## THE EXERCISE
Write out the whole listing again, exactly as given.

══ EXTRACTED DATA

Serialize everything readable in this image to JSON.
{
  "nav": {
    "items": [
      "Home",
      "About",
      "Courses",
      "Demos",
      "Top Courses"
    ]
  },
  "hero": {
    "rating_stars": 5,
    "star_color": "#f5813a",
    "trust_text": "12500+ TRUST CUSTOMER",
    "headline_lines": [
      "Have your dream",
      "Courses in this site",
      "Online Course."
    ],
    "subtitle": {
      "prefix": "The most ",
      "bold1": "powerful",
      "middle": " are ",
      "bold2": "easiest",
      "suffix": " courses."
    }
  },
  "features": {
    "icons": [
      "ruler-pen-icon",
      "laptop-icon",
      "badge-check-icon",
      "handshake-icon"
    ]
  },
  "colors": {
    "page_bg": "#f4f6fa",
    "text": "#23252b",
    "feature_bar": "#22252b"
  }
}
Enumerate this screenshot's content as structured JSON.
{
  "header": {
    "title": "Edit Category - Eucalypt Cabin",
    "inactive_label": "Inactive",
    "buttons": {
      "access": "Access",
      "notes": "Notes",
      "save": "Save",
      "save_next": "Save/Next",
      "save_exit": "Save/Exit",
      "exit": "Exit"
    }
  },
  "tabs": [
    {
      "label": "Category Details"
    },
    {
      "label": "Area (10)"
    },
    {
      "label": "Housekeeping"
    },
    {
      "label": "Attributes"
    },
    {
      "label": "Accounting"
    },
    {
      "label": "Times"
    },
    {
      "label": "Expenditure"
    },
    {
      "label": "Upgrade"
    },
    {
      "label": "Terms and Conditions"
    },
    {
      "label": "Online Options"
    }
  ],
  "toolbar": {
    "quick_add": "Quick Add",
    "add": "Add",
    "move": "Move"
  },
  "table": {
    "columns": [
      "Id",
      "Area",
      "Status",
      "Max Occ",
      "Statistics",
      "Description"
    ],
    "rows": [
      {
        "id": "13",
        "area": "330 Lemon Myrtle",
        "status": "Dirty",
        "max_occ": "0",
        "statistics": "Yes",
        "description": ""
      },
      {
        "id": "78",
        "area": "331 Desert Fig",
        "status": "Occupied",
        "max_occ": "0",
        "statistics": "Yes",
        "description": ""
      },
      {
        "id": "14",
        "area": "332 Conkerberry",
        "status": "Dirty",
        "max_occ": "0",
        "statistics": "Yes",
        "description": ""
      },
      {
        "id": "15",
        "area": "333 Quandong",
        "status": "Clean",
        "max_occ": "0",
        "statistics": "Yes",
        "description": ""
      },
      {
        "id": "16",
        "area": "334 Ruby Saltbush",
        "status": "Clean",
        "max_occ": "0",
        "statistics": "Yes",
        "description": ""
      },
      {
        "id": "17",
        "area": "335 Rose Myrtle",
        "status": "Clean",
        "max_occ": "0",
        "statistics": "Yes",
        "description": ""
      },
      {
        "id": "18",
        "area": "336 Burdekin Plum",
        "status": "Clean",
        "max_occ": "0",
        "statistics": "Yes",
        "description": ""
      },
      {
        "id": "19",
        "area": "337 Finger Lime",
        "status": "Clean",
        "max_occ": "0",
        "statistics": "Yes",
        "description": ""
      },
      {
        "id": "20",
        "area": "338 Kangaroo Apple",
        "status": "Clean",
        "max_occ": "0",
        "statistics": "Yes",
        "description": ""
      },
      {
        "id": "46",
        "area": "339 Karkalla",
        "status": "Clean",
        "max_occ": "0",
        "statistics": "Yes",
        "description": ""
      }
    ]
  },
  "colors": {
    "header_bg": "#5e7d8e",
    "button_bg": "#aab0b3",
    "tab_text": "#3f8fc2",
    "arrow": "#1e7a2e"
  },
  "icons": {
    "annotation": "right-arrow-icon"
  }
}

════

## ANSWER TO THIS TASK
Serialize everything readable in this image to JSON.
{
  "nav": {
    "items": [
      "Home",
      "About",
      "Courses",
      "Demos",
      "Top Courses"
    ]
  },
  "hero": {
    "rating_stars": 5,
    "star_color": "#f5813a",
    "trust_text": "12500+ TRUST CUSTOMER",
    "headline_lines": [
      "Have your dream",
      "Courses in this site",
      "Online Course."
    ],
    "subtitle": {
      "prefix": "The most ",
      "bold1": "powerful",
      "middle": " are ",
      "bold2": "easiest",
      "suffix": " courses."
    }
  },
  "features": {
    "icons": [
      "ruler-pen-icon",
      "laptop-icon",
      "badge-check-icon",
      "handshake-icon"
    ]
  },
  "colors": {
    "page_bg": "#f4f6fa",
    "text": "#23252b",
    "feature_bar": "#22252b"
  }
}
Enumerate this screenshot's content as structured JSON.
{
  "header": {
    "title": "Edit Category - Eucalypt Cabin",
    "inactive_label": "Inactive",
    "buttons": {
      "access": "Access",
      "notes": "Notes",
      "save": "Save",
      "save_next": "Save/Next",
      "save_exit": "Save/Exit",
      "exit": "Exit"
    }
  },
  "tabs": [
    {
      "label": "Category Details"
    },
    {
      "label": "Area (10)"
    },
    {
      "label": "Housekeeping"
    },
    {
      "label": "Attributes"
    },
    {
      "label": "Accounting"
    },
    {
      "label": "Times"
    },
    {
      "label": "Expenditure"
    },
    {
      "label": "Upgrade"
    },
    {
      "label": "Terms and Conditions"
    },
    {
      "label": "Online Options"
    }
  ],
  "toolbar": {
    "quick_add": "Quick Add",
    "add": "Add",
    "move": "Move"
  },
  "table": {
    "columns": [
      "Id",
      "Area",
      "Status",
      "Max Occ",
      "Statistics",
      "Description"
    ],
    "rows": [
      {
        "id": "13",
        "area": "330 Lemon Myrtle",
        "status": "Dirty",
        "max_occ": "0",
        "statistics": "Yes",
        "description": ""
      },
      {
        "id": "78",
        "area": "331 Desert Fig",
        "status": "Occupied",
        "max_occ": "0",
        "statistics": "Yes",
        "description": ""
      },
      {
        "id": "14",
        "area": "332 Conkerberry",
        "status": "Dirty",
        "max_occ": "0",
        "statistics": "Yes",
        "description": ""
      },
      {
        "id": "15",
        "area": "333 Quandong",
        "status": "Clean",
        "max_occ": "0",
        "statistics": "Yes",
        "description": ""
      },
      {
        "id": "16",
        "area": "334 Ruby Saltbush",
        "status": "Clean",
        "max_occ": "0",
        "statistics": "Yes",
        "description": ""
      },
      {
        "id": "17",
        "area": "335 Rose Myrtle",
        "status": "Clean",
        "max_occ": "0",
        "statistics": "Yes",
        "description": ""
      },
      {
        "id": "18",
        "area": "336 Burdekin Plum",
        "status": "Clean",
        "max_occ": "0",
        "statistics": "Yes",
        "description": ""
      },
      {
        "id": "19",
        "area": "337 Finger Lime",
        "status": "Clean",
        "max_occ": "0",
        "statistics": "Yes",
        "description": ""
      },
      {
        "id": "20",
        "area": "338 Kangaroo Apple",
        "status": "Clean",
        "max_occ": "0",
        "statistics": "Yes",
        "description": ""
      },
      {
        "id": "46",
        "area": "339 Karkalla",
        "status": "Clean",
        "max_occ": "0",
        "statistics": "Yes",
        "description": ""
      }
    ]
  },
  "colors": {
    "header_bg": "#5e7d8e",
    "button_bg": "#aab0b3",
    "tab_text": "#3f8fc2",
    "arrow": "#1e7a2e"
  },
  "icons": {
    "annotation": "right-arrow-icon"
  }
}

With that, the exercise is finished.